[Exercise aim]
Search the listing for "Mashhad" and copy every line where it appears.

[Dataset excerpts]
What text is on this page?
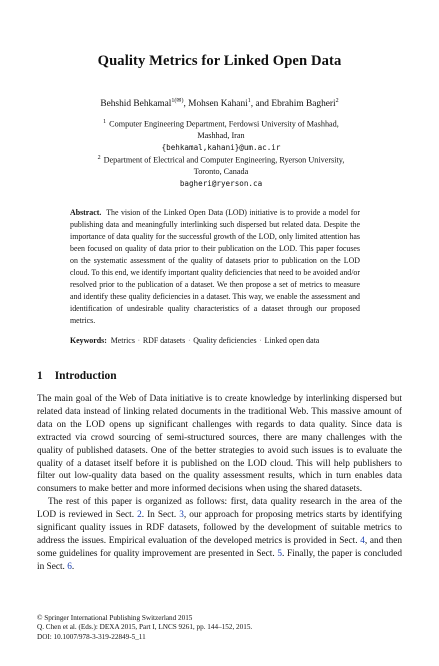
Quality Metrics for Linked Open Data
Behshid Behkamal$^{1(✉)}$, Mohsen Kahani$^1$, and Ebrahim Bagheri$^2$
$^1$ Computer Engineering Department, Ferdowsi University of Mashhad,
Mashhad, Iran
{behkamal,kahani}@um.ac.ir
$^2$ Department of Electrical and Computer Engineering, Ryerson University,
Toronto, Canada
bagheri@ryerson.ca
Abstract. The vision of the Linked Open Data (LOD) initiative is to provide a model for publishing data and meaningfully interlinking such dispersed but related data. Despite the importance of data quality for the successful growth of the LOD, only limited attention has been focused on quality of data prior to their publication on the LOD. This paper focuses on the systematic assessment of the quality of datasets prior to publication on the LOD cloud. To this end, we identify important quality deficiencies that need to be avoided and/or resolved prior to the publication of a dataset. We then propose a set of metrics to measure and identify these quality deficiencies in a dataset. This way, we enable the assessment and identification of undesirable quality characteristics of a dataset through our proposed metrics.
Keywords: Metrics · RDF datasets · Quality deficiencies · Linked open data
1 Introduction

The main goal of the Web of Data initiative is to create knowledge by interlinking dispersed but related data instead of linking related documents in the traditional Web. This massive amount of data on the LOD opens up significant challenges with regards to data quality. Since data is extracted via crowd sourcing of semi-structured sources, there are many challenges with the quality of published datasets. One of the better strategies to avoid such issues is to evaluate the quality of a dataset itself before it is published on the LOD cloud. This will help publishers to filter out low-quality data based on the quality assessment results, which in turn enables data consumers to make better and more informed decisions when using the shared datasets.

The rest of this paper is organized as follows: first, data quality research in the area of the LOD is reviewed in Sect. 2. In Sect. 3, our approach for proposing metrics starts by identifying significant quality issues in RDF datasets, followed by the development of suitable metrics to address the issues. Empirical evaluation of the developed metrics is provided in Sect. 4, and then some guidelines for quality improvement are presented in Sect. 5. Finally, the paper is concluded in Sect. 6.

© Springer International Publishing Switzerland 2015
Q. Chen et al. (Eds.): DEXA 2015, Part I, LNCS 9261, pp. 144–152, 2015.
DOI: 10.1007/978-3-319-22849-5_11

[Output]
$^1$ Computer Engineering Department, Ferdowsi University of Mashhad,
Mashhad, Iran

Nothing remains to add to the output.